Tally each line where the word "View" occurs, then give only the total.

[Raw data]
★ ★ ★ ★ ★
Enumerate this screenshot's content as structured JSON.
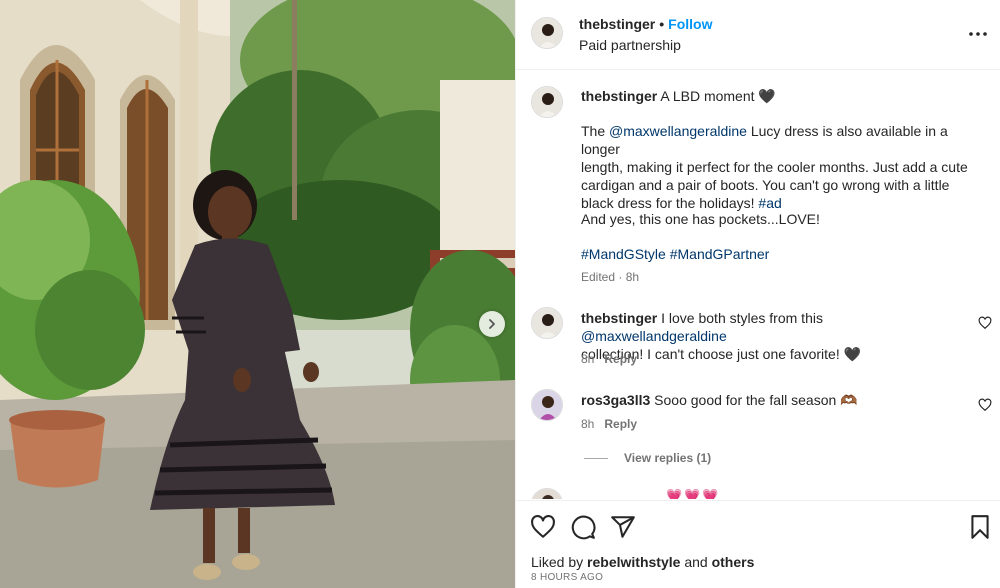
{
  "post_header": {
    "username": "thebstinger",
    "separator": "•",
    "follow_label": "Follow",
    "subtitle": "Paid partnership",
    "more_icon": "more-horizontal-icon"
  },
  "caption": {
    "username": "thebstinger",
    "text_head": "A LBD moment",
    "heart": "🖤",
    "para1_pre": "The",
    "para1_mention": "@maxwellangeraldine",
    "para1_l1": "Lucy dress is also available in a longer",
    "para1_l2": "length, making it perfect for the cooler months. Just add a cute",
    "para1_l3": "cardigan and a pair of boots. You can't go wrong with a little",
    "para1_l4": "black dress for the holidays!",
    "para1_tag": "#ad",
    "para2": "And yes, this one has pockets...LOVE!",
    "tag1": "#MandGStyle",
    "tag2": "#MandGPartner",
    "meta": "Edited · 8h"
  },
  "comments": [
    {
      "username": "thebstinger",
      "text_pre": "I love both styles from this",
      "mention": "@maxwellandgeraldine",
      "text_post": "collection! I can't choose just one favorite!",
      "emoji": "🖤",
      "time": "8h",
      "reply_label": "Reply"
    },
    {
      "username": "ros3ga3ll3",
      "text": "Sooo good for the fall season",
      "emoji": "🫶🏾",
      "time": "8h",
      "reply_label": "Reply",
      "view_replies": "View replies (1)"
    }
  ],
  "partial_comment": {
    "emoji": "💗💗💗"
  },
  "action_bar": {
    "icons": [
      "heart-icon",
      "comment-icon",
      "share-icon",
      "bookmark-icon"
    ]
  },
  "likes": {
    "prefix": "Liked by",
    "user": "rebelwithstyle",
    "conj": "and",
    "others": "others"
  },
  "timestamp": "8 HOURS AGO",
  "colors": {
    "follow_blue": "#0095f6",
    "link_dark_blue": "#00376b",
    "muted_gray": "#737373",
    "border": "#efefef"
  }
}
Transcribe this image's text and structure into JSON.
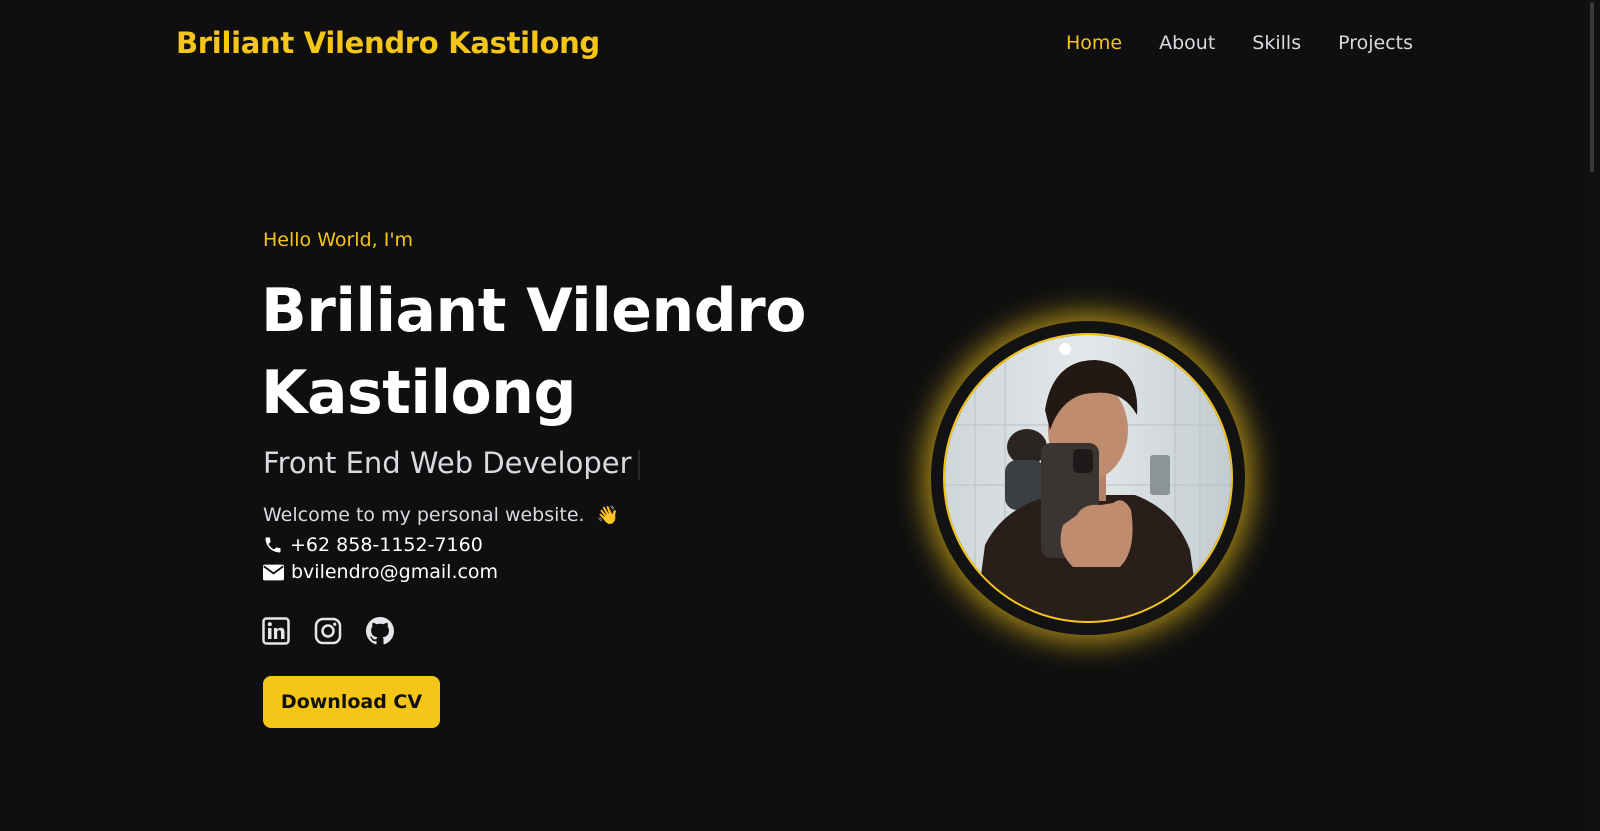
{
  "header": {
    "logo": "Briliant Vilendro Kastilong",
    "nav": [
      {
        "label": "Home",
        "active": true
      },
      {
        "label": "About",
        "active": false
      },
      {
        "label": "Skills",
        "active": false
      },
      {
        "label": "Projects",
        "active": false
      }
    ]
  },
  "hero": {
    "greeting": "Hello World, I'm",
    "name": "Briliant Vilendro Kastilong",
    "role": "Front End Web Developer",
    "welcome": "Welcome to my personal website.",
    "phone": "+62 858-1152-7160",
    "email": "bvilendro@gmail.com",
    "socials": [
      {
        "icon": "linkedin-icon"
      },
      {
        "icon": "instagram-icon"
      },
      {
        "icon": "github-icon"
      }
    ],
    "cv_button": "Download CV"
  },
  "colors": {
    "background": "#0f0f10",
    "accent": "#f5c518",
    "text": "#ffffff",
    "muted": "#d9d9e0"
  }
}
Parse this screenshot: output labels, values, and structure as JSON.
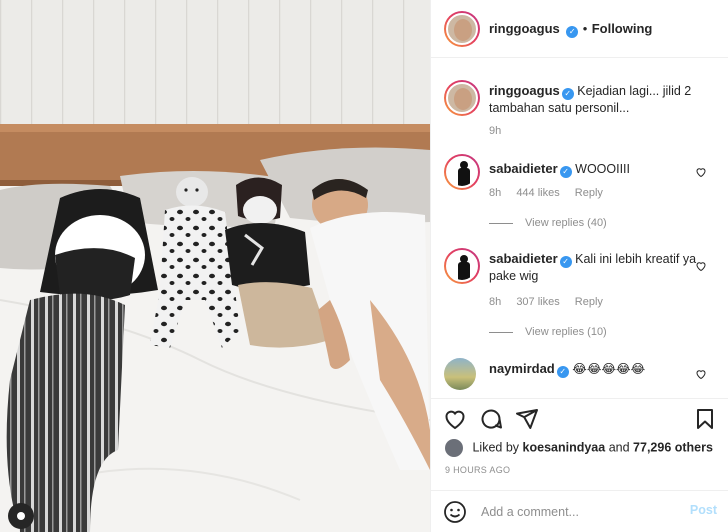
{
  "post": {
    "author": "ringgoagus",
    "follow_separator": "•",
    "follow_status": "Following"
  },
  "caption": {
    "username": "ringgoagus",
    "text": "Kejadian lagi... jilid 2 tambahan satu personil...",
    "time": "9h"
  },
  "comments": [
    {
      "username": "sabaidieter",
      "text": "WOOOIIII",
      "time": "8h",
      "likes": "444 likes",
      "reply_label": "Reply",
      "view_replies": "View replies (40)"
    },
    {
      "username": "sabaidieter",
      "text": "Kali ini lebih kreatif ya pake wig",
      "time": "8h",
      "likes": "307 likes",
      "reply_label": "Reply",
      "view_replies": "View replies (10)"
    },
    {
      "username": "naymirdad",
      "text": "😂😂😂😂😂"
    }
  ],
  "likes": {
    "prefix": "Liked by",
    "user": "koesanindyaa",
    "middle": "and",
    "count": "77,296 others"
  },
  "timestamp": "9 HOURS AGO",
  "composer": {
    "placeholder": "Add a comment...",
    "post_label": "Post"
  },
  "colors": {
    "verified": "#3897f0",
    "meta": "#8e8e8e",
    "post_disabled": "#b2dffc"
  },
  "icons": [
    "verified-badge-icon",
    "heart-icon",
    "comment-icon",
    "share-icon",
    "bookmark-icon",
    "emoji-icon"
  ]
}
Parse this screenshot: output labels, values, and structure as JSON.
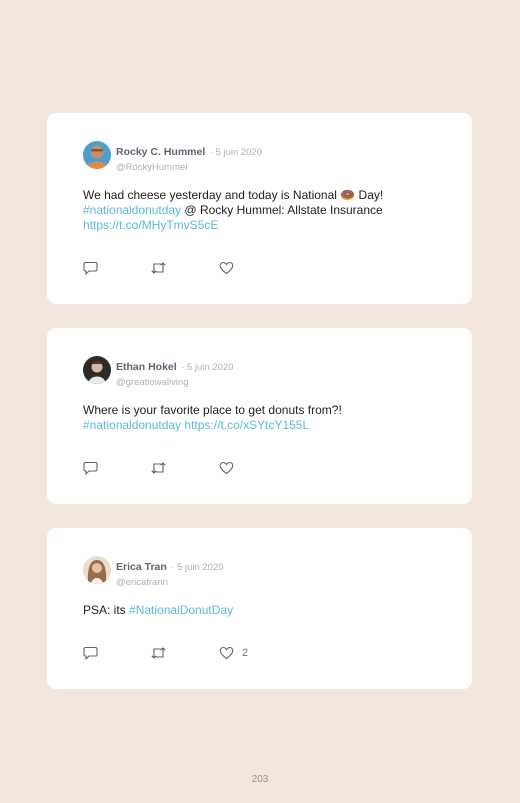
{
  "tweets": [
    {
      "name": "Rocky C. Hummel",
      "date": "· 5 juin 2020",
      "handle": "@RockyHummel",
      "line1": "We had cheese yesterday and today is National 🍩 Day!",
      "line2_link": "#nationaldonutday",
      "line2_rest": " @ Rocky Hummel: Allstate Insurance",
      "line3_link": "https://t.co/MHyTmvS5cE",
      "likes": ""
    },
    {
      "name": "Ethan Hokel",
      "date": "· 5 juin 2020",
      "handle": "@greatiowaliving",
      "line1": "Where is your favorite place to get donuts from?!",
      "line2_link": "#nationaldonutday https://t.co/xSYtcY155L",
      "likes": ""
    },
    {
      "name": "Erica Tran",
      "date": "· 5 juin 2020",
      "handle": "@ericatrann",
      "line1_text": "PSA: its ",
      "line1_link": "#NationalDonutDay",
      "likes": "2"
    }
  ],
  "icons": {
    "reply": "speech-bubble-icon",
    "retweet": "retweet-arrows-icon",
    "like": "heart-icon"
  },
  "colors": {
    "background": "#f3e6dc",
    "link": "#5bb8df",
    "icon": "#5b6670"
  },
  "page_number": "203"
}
★ ★ ★ ★ ★
[Worked solution] 3